YOUR GOAL:
Quote, word for word, the line containing "Decode this image" and all lines that follow it to the end of the records, with no pictures.

• • • • • • •

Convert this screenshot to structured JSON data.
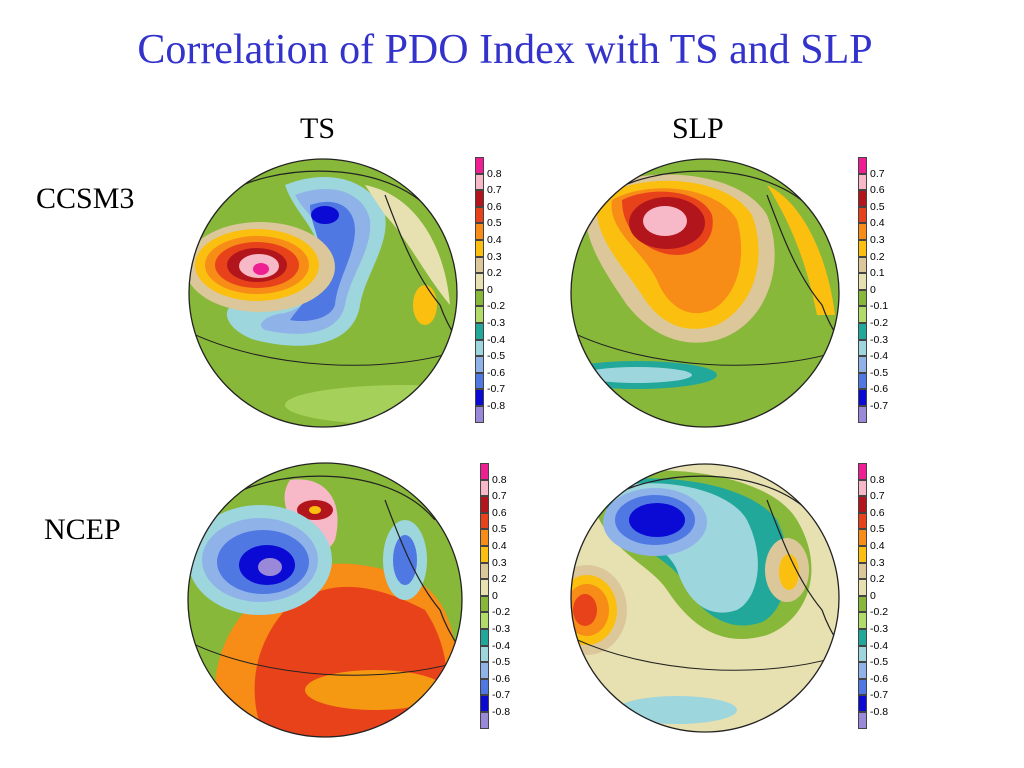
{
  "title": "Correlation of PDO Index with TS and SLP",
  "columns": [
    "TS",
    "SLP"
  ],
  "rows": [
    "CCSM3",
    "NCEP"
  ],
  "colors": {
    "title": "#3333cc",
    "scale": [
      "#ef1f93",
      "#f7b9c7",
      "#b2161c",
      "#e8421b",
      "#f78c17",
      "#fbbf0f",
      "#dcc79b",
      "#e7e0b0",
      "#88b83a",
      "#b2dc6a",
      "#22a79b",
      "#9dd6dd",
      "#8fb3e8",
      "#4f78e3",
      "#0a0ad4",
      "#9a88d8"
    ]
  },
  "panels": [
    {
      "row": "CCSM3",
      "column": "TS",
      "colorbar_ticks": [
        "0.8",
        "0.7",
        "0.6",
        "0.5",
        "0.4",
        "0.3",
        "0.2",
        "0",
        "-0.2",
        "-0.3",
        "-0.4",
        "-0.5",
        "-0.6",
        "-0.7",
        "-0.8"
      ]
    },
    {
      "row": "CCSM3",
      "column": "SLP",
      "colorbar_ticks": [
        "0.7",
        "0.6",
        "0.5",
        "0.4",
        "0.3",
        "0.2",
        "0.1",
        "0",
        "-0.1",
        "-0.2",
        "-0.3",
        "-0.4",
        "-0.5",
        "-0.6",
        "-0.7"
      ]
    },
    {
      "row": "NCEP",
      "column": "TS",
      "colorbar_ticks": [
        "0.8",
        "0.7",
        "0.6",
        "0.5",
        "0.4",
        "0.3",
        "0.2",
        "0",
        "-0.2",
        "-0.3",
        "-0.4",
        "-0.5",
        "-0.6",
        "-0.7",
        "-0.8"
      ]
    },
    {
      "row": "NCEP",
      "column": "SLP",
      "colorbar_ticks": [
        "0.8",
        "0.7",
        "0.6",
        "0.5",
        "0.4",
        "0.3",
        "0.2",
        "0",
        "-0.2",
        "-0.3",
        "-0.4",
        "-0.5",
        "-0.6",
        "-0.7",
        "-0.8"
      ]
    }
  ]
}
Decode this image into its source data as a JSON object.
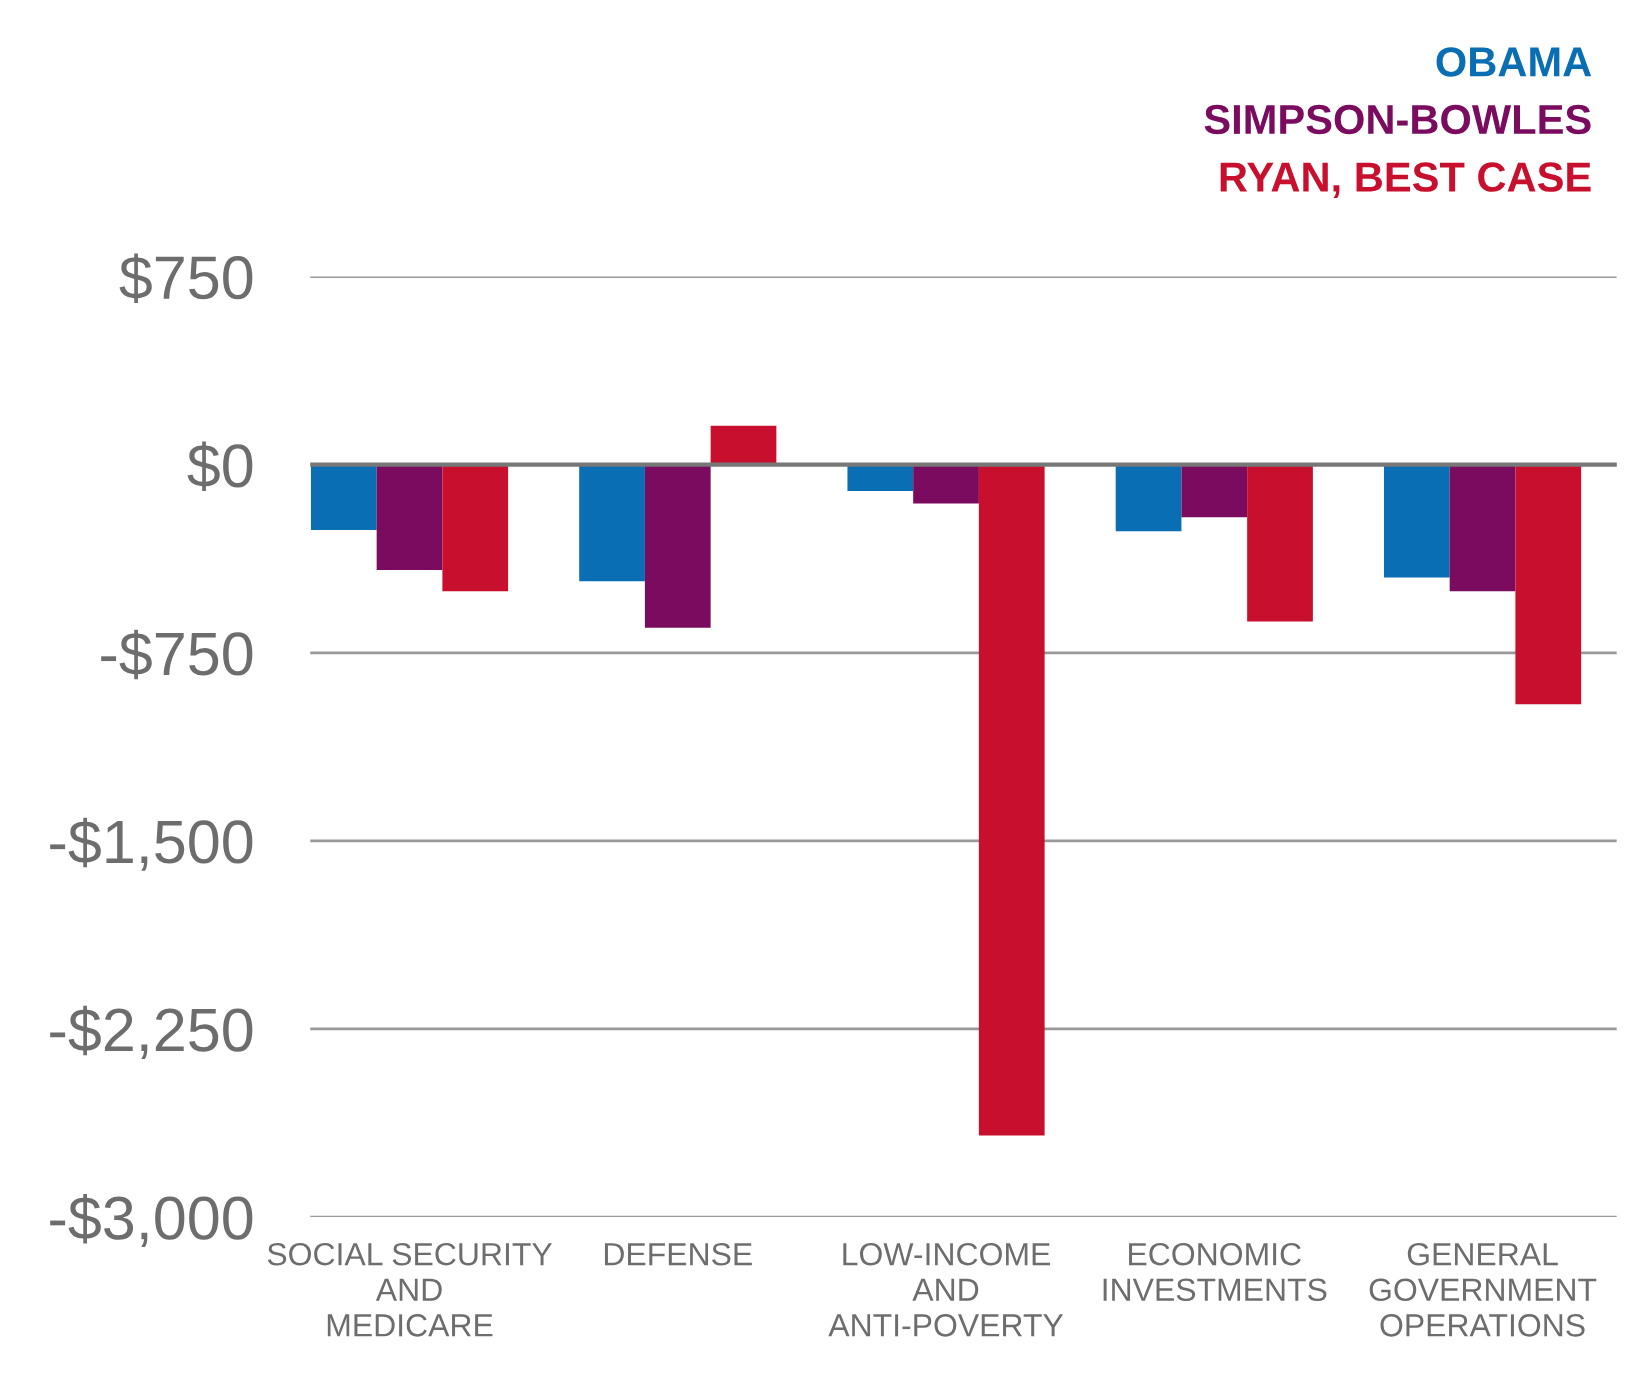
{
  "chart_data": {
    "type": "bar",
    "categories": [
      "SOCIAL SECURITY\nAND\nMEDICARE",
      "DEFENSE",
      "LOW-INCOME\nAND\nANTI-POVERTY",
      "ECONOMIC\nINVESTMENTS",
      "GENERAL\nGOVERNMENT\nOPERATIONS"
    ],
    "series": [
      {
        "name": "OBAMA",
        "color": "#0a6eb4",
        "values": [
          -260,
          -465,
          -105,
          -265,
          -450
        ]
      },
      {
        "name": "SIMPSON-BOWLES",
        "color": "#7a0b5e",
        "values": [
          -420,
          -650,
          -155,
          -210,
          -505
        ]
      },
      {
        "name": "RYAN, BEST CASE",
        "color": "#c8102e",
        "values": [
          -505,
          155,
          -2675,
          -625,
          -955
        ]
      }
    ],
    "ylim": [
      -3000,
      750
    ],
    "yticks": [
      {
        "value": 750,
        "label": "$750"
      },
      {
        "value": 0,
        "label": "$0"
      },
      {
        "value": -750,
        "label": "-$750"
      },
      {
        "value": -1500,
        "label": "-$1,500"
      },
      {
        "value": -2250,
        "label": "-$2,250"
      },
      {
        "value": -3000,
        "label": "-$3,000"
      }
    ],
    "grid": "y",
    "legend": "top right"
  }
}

• • • • • • •

ANSWER FOR THIS EXERCISE:
Decode this image into its source data as a JSON object.
{
  "chart_data": {
    "type": "bar",
    "categories": [
      "SOCIAL SECURITY\nAND\nMEDICARE",
      "DEFENSE",
      "LOW-INCOME\nAND\nANTI-POVERTY",
      "ECONOMIC\nINVESTMENTS",
      "GENERAL\nGOVERNMENT\nOPERATIONS"
    ],
    "series": [
      {
        "name": "OBAMA",
        "color": "#0a6eb4",
        "values": [
          -260,
          -465,
          -105,
          -265,
          -450
        ]
      },
      {
        "name": "SIMPSON-BOWLES",
        "color": "#7a0b5e",
        "values": [
          -420,
          -650,
          -155,
          -210,
          -505
        ]
      },
      {
        "name": "RYAN, BEST CASE",
        "color": "#c8102e",
        "values": [
          -505,
          155,
          -2675,
          -625,
          -955
        ]
      }
    ],
    "ylim": [
      -3000,
      750
    ],
    "yticks": [
      {
        "value": 750,
        "label": "$750"
      },
      {
        "value": 0,
        "label": "$0"
      },
      {
        "value": -750,
        "label": "-$750"
      },
      {
        "value": -1500,
        "label": "-$1,500"
      },
      {
        "value": -2250,
        "label": "-$2,250"
      },
      {
        "value": -3000,
        "label": "-$3,000"
      }
    ],
    "grid": "y",
    "legend": "top right"
  }
}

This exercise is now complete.